# YOUR TASK
Count every line in the following entries where the word "JSON" appears. Give the count alone.

# AVAILABLE DATA
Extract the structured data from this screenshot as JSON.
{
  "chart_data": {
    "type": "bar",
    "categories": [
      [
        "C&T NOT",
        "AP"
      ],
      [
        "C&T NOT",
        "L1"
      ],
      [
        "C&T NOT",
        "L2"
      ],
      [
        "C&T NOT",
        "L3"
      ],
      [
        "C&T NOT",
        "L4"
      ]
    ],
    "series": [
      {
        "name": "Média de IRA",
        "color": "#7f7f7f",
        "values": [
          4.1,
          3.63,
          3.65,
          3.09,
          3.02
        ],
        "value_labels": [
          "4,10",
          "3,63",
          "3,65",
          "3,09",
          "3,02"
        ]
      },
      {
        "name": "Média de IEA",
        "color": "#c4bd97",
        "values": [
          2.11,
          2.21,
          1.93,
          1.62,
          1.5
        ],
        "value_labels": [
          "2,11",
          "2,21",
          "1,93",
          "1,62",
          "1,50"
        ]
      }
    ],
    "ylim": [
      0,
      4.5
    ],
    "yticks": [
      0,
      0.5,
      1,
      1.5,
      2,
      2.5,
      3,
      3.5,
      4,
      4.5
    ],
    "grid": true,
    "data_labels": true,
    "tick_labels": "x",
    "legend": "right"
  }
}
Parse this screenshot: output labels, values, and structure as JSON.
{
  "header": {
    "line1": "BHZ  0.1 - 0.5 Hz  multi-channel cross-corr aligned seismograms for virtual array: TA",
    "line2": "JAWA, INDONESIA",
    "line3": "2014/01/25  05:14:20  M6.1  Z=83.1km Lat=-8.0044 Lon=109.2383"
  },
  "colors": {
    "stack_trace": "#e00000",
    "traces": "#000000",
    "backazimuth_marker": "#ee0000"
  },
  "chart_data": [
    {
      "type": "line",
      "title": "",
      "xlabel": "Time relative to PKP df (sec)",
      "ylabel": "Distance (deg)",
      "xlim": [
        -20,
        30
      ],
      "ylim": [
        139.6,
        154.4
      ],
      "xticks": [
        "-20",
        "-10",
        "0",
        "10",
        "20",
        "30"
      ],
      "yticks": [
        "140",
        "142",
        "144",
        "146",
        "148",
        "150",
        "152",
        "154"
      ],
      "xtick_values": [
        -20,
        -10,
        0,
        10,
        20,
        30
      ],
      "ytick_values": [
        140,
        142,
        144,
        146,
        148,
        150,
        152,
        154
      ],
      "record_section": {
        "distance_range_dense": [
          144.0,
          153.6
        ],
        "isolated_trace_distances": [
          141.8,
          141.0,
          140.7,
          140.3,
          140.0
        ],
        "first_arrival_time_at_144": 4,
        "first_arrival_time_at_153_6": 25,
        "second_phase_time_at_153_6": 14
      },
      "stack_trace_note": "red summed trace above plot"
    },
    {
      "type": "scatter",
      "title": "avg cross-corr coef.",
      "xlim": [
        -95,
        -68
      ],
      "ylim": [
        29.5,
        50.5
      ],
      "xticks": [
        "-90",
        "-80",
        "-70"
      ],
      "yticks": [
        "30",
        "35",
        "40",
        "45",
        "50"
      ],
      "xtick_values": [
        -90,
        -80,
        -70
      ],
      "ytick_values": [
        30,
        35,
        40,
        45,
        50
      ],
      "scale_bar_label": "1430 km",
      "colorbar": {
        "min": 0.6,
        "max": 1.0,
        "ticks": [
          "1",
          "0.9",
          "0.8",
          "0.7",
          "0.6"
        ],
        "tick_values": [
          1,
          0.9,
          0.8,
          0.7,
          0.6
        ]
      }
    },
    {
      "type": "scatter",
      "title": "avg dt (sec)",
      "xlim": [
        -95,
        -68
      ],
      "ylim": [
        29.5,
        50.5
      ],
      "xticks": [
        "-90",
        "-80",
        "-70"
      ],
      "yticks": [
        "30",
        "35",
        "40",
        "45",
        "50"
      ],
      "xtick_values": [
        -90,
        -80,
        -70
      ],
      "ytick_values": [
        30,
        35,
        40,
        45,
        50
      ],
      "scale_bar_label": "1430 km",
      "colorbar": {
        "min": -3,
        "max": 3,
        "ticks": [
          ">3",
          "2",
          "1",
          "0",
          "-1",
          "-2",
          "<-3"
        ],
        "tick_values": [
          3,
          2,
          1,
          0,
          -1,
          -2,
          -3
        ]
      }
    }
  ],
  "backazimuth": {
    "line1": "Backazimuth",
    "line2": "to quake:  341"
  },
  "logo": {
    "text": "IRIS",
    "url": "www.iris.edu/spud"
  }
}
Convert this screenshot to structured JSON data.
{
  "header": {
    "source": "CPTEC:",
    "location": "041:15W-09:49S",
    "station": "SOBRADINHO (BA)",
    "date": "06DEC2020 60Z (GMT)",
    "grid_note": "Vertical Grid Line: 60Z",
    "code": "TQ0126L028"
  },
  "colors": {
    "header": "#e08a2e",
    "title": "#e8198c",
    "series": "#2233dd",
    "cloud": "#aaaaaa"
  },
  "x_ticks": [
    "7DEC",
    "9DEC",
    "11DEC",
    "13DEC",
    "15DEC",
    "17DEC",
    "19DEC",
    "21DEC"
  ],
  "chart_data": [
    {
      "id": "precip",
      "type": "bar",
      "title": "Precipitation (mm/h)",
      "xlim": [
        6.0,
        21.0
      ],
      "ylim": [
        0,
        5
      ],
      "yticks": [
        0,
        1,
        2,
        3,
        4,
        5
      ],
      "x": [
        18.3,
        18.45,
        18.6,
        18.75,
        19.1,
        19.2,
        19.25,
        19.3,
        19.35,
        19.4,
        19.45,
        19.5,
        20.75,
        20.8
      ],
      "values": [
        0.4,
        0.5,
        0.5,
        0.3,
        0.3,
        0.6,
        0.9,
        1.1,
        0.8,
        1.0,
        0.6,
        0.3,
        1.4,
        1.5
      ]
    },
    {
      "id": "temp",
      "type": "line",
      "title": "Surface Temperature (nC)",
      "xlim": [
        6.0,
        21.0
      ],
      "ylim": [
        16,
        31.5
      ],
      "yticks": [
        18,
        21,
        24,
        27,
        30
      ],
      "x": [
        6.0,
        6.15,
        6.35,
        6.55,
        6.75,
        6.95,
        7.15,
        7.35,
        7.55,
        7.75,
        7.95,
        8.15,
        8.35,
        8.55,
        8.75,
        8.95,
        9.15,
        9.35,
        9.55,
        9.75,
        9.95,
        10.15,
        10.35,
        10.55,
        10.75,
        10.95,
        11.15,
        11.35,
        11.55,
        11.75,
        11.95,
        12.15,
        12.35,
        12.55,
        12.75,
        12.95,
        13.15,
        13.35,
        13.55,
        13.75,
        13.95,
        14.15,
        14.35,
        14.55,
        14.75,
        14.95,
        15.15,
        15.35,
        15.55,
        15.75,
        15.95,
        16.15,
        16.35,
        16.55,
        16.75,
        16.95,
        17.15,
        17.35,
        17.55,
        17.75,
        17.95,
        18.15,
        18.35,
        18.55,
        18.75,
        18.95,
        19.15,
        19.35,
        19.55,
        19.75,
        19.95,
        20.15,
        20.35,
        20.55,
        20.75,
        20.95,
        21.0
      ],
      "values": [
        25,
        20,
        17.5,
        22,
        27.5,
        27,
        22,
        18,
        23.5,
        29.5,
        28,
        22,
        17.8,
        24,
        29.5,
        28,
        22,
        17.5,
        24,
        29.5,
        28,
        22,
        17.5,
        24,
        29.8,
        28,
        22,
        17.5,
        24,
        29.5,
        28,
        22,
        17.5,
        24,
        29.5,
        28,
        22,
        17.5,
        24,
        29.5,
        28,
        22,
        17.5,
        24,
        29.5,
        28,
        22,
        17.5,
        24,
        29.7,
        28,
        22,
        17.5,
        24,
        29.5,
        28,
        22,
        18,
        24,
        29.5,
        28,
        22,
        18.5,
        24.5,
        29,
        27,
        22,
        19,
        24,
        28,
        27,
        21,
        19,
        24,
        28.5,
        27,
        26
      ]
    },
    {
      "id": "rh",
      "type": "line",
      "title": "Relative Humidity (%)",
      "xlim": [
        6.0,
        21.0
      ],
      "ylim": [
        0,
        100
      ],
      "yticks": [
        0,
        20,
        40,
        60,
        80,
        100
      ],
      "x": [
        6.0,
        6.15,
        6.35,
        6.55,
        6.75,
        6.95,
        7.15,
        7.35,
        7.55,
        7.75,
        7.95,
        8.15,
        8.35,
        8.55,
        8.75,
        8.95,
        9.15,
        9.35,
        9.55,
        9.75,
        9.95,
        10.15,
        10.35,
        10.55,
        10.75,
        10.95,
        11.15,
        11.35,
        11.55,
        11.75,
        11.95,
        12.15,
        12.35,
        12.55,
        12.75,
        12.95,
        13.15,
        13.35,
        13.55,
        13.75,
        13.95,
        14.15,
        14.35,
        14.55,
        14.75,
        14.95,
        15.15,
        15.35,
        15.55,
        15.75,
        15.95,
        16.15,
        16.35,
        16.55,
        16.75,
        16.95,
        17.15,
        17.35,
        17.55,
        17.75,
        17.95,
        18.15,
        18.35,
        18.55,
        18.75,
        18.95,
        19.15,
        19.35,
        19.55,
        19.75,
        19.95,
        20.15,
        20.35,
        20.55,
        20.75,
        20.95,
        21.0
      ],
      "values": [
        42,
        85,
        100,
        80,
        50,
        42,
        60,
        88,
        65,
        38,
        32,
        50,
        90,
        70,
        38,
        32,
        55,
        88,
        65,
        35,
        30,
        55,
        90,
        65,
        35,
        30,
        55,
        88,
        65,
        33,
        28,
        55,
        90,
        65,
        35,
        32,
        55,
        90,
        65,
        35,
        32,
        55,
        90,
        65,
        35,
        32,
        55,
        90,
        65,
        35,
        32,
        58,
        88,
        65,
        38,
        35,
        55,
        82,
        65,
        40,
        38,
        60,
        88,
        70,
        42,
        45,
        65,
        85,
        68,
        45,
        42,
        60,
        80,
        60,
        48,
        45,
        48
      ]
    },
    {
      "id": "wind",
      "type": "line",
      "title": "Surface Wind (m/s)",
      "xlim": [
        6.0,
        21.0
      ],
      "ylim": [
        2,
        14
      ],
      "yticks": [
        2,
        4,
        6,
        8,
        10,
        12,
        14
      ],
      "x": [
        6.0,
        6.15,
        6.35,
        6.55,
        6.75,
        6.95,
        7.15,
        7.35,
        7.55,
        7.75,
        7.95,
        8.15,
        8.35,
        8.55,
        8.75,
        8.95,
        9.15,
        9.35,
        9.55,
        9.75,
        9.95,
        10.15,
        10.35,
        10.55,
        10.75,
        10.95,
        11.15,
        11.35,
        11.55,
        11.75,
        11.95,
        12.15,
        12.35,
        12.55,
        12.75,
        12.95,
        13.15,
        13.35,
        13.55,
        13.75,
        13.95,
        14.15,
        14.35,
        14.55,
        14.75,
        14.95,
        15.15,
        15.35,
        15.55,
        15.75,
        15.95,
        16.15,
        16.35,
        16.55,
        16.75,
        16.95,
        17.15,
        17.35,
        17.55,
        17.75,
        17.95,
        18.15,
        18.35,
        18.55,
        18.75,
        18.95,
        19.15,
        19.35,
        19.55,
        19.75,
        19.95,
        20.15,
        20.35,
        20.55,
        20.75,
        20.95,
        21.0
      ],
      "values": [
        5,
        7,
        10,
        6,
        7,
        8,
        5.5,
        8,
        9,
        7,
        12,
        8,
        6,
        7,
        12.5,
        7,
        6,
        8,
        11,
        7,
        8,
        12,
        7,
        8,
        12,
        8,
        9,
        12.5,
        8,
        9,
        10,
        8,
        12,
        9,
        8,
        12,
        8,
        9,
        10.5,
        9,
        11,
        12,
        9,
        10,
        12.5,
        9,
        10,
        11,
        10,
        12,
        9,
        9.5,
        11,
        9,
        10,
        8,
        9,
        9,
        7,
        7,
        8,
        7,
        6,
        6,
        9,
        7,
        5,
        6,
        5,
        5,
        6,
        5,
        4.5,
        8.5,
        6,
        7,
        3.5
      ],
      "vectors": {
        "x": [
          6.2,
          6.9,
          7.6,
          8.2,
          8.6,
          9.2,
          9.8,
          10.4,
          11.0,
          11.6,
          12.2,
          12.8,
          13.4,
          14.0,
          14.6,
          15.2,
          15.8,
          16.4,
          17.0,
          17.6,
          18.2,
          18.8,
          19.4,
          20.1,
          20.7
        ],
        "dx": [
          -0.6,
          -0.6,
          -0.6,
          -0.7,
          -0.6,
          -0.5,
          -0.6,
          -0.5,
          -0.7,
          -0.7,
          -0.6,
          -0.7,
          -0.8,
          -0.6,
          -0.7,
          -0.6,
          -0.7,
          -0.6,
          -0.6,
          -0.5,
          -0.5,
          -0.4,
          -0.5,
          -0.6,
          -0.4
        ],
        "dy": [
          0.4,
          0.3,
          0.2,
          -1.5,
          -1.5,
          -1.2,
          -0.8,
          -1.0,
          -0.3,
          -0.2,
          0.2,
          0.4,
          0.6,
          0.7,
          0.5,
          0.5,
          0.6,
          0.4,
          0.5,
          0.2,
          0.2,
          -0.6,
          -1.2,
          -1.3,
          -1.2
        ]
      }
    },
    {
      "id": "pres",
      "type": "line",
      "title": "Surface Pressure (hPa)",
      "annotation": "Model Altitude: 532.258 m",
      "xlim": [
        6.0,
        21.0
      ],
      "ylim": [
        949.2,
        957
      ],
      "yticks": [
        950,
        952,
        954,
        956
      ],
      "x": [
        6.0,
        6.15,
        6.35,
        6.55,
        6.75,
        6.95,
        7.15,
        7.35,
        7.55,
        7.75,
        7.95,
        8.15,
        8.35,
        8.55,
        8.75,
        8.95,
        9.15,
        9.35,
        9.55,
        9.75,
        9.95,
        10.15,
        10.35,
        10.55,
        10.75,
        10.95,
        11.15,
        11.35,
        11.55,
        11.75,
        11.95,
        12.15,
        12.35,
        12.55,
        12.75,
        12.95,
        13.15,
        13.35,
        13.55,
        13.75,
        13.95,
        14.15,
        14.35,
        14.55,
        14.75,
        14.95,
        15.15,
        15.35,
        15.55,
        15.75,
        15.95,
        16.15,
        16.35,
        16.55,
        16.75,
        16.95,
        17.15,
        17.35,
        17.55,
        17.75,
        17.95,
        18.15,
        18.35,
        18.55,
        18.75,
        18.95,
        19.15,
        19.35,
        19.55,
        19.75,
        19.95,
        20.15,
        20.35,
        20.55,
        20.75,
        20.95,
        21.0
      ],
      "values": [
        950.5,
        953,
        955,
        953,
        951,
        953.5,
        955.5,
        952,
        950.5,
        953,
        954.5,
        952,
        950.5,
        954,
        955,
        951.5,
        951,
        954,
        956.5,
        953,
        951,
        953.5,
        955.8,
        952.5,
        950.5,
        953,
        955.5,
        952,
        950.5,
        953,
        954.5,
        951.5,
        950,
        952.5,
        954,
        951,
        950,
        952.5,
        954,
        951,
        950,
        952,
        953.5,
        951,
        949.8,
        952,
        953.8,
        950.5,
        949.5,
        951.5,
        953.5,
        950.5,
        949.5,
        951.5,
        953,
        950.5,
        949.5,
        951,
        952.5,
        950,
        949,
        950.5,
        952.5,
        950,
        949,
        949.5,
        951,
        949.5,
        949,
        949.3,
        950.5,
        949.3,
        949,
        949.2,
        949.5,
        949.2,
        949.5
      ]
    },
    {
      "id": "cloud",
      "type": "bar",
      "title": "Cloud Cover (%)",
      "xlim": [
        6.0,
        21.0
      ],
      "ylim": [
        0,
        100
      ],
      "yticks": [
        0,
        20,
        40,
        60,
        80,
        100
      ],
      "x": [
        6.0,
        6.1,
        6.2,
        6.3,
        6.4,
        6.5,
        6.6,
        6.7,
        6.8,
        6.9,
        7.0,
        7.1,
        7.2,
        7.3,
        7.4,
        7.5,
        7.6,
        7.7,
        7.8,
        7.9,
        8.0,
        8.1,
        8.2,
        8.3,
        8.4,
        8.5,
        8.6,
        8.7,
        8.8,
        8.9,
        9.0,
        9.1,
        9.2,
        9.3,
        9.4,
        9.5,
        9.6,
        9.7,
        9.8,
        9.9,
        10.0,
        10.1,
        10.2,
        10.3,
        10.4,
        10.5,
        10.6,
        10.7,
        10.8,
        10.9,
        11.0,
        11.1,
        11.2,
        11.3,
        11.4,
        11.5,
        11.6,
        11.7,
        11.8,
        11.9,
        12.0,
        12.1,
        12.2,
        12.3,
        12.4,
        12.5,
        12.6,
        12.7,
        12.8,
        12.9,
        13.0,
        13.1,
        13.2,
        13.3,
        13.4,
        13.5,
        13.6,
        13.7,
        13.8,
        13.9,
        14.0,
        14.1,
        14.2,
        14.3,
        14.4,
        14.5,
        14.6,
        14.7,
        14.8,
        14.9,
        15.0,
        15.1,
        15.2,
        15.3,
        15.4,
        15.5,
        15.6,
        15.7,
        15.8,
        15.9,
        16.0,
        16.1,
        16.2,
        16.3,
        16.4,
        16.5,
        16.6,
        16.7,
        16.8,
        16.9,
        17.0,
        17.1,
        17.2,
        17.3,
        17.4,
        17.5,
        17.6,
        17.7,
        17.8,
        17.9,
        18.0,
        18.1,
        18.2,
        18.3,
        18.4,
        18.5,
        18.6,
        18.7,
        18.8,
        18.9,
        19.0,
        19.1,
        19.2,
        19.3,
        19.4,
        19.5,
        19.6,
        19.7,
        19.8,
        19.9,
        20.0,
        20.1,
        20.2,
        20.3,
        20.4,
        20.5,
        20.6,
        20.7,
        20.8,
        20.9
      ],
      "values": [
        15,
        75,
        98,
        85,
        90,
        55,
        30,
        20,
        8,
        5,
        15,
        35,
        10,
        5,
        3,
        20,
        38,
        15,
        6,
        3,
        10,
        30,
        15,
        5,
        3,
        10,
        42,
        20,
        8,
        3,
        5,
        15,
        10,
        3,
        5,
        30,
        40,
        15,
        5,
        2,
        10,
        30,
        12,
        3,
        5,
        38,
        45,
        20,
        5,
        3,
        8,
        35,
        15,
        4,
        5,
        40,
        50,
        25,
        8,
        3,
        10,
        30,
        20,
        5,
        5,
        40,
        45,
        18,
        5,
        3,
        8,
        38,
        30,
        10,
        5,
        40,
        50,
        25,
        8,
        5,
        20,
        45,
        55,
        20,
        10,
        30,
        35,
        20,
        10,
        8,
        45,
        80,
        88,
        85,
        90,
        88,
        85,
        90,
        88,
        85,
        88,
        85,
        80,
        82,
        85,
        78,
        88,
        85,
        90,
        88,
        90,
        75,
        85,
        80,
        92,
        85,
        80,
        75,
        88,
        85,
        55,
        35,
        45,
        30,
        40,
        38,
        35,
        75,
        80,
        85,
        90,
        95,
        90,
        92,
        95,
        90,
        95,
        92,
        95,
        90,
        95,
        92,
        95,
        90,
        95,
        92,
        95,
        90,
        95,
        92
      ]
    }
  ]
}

# REPLY TO THE EXERCISE
3